begin INFORMATION SHOWN
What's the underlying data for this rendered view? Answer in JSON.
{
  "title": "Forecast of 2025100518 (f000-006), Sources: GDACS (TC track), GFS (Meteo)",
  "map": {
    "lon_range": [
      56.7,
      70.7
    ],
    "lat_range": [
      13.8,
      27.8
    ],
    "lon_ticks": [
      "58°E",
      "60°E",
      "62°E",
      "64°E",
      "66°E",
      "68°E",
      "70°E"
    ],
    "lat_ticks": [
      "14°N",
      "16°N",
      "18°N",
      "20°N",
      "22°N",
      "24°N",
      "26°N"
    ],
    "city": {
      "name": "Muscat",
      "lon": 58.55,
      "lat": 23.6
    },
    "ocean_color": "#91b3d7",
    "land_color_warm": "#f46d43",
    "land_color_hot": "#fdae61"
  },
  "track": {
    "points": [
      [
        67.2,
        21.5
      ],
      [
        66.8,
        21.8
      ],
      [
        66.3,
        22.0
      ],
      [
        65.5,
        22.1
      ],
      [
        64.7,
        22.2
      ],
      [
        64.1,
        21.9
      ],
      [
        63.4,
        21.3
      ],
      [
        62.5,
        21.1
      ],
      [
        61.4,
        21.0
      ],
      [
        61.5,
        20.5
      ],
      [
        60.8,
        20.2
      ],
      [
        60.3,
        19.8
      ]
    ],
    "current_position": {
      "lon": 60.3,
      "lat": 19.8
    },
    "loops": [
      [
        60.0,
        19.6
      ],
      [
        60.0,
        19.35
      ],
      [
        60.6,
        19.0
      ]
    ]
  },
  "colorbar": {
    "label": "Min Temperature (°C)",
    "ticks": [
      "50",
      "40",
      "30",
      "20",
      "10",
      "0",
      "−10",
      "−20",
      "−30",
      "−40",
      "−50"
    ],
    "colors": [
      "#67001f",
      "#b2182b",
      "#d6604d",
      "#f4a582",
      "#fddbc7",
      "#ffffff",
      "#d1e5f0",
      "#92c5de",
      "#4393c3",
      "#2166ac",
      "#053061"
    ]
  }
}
end INFORMATION SHOWN
TASK BRIEF |
Reproduce every line above without error.

RESPONSE TO THE EXERCISE |
What's the underlying data for this rendered view? Answer in JSON.
{
  "title": "Forecast of 2025100518 (f000-006), Sources: GDACS (TC track), GFS (Meteo)",
  "map": {
    "lon_range": [
      56.7,
      70.7
    ],
    "lat_range": [
      13.8,
      27.8
    ],
    "lon_ticks": [
      "58°E",
      "60°E",
      "62°E",
      "64°E",
      "66°E",
      "68°E",
      "70°E"
    ],
    "lat_ticks": [
      "14°N",
      "16°N",
      "18°N",
      "20°N",
      "22°N",
      "24°N",
      "26°N"
    ],
    "city": {
      "name": "Muscat",
      "lon": 58.55,
      "lat": 23.6
    },
    "ocean_color": "#91b3d7",
    "land_color_warm": "#f46d43",
    "land_color_hot": "#fdae61"
  },
  "track": {
    "points": [
      [
        67.2,
        21.5
      ],
      [
        66.8,
        21.8
      ],
      [
        66.3,
        22.0
      ],
      [
        65.5,
        22.1
      ],
      [
        64.7,
        22.2
      ],
      [
        64.1,
        21.9
      ],
      [
        63.4,
        21.3
      ],
      [
        62.5,
        21.1
      ],
      [
        61.4,
        21.0
      ],
      [
        61.5,
        20.5
      ],
      [
        60.8,
        20.2
      ],
      [
        60.3,
        19.8
      ]
    ],
    "current_position": {
      "lon": 60.3,
      "lat": 19.8
    },
    "loops": [
      [
        60.0,
        19.6
      ],
      [
        60.0,
        19.35
      ],
      [
        60.6,
        19.0
      ]
    ]
  },
  "colorbar": {
    "label": "Min Temperature (°C)",
    "ticks": [
      "50",
      "40",
      "30",
      "20",
      "10",
      "0",
      "−10",
      "−20",
      "−30",
      "−40",
      "−50"
    ],
    "colors": [
      "#67001f",
      "#b2182b",
      "#d6604d",
      "#f4a582",
      "#fddbc7",
      "#ffffff",
      "#d1e5f0",
      "#92c5de",
      "#4393c3",
      "#2166ac",
      "#053061"
    ]
  }
}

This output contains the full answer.